> [TASK PROMPT]:
All records below must be retyped exactly.
── SUPPLIED DATA ──
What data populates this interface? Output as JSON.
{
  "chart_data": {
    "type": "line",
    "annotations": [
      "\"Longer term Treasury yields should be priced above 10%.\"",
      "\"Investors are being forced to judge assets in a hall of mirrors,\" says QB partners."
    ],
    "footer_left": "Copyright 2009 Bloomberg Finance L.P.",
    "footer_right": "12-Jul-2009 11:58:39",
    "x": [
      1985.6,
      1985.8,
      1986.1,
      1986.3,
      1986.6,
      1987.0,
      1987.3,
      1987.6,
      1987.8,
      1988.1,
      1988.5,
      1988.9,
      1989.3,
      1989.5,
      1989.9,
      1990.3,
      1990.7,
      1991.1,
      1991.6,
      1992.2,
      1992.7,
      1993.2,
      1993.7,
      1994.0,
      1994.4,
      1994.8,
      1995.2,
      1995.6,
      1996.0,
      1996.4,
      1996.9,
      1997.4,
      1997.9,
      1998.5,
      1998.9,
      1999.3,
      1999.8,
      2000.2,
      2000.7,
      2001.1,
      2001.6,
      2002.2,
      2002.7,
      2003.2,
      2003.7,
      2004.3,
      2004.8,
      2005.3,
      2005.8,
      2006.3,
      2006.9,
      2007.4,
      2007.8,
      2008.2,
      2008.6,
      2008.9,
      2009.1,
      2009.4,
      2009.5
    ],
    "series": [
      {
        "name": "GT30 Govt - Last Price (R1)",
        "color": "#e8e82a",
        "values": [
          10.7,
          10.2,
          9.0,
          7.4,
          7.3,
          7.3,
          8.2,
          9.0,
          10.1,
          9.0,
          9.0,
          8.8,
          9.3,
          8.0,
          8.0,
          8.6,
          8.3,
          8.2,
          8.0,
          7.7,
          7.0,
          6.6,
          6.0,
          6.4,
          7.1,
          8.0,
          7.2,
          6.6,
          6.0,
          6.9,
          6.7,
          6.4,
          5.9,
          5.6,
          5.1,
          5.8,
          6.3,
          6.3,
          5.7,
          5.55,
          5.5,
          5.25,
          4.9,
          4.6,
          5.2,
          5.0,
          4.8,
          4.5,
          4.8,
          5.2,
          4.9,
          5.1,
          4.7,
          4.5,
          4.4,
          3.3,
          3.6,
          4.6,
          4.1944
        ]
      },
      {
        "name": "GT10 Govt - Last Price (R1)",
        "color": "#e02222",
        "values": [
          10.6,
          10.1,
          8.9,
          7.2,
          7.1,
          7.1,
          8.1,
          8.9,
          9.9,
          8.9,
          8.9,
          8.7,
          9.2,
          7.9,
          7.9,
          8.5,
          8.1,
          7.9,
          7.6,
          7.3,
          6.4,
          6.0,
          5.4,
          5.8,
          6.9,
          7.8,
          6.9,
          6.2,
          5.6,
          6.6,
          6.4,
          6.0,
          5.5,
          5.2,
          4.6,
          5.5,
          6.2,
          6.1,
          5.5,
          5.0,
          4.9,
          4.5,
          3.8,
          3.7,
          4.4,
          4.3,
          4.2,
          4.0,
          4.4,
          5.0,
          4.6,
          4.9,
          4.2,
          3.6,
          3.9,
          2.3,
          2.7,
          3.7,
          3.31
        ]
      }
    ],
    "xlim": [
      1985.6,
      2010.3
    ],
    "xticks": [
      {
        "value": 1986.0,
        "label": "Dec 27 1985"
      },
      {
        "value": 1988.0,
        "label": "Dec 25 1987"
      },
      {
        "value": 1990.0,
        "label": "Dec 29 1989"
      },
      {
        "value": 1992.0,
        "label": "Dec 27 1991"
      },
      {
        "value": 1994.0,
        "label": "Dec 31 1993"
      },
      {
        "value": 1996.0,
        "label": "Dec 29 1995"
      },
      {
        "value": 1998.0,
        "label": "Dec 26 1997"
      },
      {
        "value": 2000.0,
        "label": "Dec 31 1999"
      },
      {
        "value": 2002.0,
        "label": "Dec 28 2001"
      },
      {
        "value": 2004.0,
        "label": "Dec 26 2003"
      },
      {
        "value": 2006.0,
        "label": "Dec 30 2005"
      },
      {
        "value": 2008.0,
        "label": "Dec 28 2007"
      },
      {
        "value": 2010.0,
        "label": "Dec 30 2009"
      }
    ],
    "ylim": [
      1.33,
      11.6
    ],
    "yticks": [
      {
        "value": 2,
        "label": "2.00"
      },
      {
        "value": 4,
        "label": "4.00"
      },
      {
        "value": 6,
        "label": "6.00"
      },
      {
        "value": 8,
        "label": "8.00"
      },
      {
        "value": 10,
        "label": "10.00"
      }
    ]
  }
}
───
> [RESULT OF THE EXERCISE]:
What data populates this interface? Output as JSON.
{
  "chart_data": {
    "type": "line",
    "annotations": [
      "\"Longer term Treasury yields should be priced above 10%.\"",
      "\"Investors are being forced to judge assets in a hall of mirrors,\" says QB partners."
    ],
    "footer_left": "Copyright 2009 Bloomberg Finance L.P.",
    "footer_right": "12-Jul-2009 11:58:39",
    "x": [
      1985.6,
      1985.8,
      1986.1,
      1986.3,
      1986.6,
      1987.0,
      1987.3,
      1987.6,
      1987.8,
      1988.1,
      1988.5,
      1988.9,
      1989.3,
      1989.5,
      1989.9,
      1990.3,
      1990.7,
      1991.1,
      1991.6,
      1992.2,
      1992.7,
      1993.2,
      1993.7,
      1994.0,
      1994.4,
      1994.8,
      1995.2,
      1995.6,
      1996.0,
      1996.4,
      1996.9,
      1997.4,
      1997.9,
      1998.5,
      1998.9,
      1999.3,
      1999.8,
      2000.2,
      2000.7,
      2001.1,
      2001.6,
      2002.2,
      2002.7,
      2003.2,
      2003.7,
      2004.3,
      2004.8,
      2005.3,
      2005.8,
      2006.3,
      2006.9,
      2007.4,
      2007.8,
      2008.2,
      2008.6,
      2008.9,
      2009.1,
      2009.4,
      2009.5
    ],
    "series": [
      {
        "name": "GT30 Govt - Last Price (R1)",
        "color": "#e8e82a",
        "values": [
          10.7,
          10.2,
          9.0,
          7.4,
          7.3,
          7.3,
          8.2,
          9.0,
          10.1,
          9.0,
          9.0,
          8.8,
          9.3,
          8.0,
          8.0,
          8.6,
          8.3,
          8.2,
          8.0,
          7.7,
          7.0,
          6.6,
          6.0,
          6.4,
          7.1,
          8.0,
          7.2,
          6.6,
          6.0,
          6.9,
          6.7,
          6.4,
          5.9,
          5.6,
          5.1,
          5.8,
          6.3,
          6.3,
          5.7,
          5.55,
          5.5,
          5.25,
          4.9,
          4.6,
          5.2,
          5.0,
          4.8,
          4.5,
          4.8,
          5.2,
          4.9,
          5.1,
          4.7,
          4.5,
          4.4,
          3.3,
          3.6,
          4.6,
          4.1944
        ]
      },
      {
        "name": "GT10 Govt - Last Price (R1)",
        "color": "#e02222",
        "values": [
          10.6,
          10.1,
          8.9,
          7.2,
          7.1,
          7.1,
          8.1,
          8.9,
          9.9,
          8.9,
          8.9,
          8.7,
          9.2,
          7.9,
          7.9,
          8.5,
          8.1,
          7.9,
          7.6,
          7.3,
          6.4,
          6.0,
          5.4,
          5.8,
          6.9,
          7.8,
          6.9,
          6.2,
          5.6,
          6.6,
          6.4,
          6.0,
          5.5,
          5.2,
          4.6,
          5.5,
          6.2,
          6.1,
          5.5,
          5.0,
          4.9,
          4.5,
          3.8,
          3.7,
          4.4,
          4.3,
          4.2,
          4.0,
          4.4,
          5.0,
          4.6,
          4.9,
          4.2,
          3.6,
          3.9,
          2.3,
          2.7,
          3.7,
          3.31
        ]
      }
    ],
    "xlim": [
      1985.6,
      2010.3
    ],
    "xticks": [
      {
        "value": 1986.0,
        "label": "Dec 27 1985"
      },
      {
        "value": 1988.0,
        "label": "Dec 25 1987"
      },
      {
        "value": 1990.0,
        "label": "Dec 29 1989"
      },
      {
        "value": 1992.0,
        "label": "Dec 27 1991"
      },
      {
        "value": 1994.0,
        "label": "Dec 31 1993"
      },
      {
        "value": 1996.0,
        "label": "Dec 29 1995"
      },
      {
        "value": 1998.0,
        "label": "Dec 26 1997"
      },
      {
        "value": 2000.0,
        "label": "Dec 31 1999"
      },
      {
        "value": 2002.0,
        "label": "Dec 28 2001"
      },
      {
        "value": 2004.0,
        "label": "Dec 26 2003"
      },
      {
        "value": 2006.0,
        "label": "Dec 30 2005"
      },
      {
        "value": 2008.0,
        "label": "Dec 28 2007"
      },
      {
        "value": 2010.0,
        "label": "Dec 30 2009"
      }
    ],
    "ylim": [
      1.33,
      11.6
    ],
    "yticks": [
      {
        "value": 2,
        "label": "2.00"
      },
      {
        "value": 4,
        "label": "4.00"
      },
      {
        "value": 6,
        "label": "6.00"
      },
      {
        "value": 8,
        "label": "8.00"
      },
      {
        "value": 10,
        "label": "10.00"
      }
    ]
  }
}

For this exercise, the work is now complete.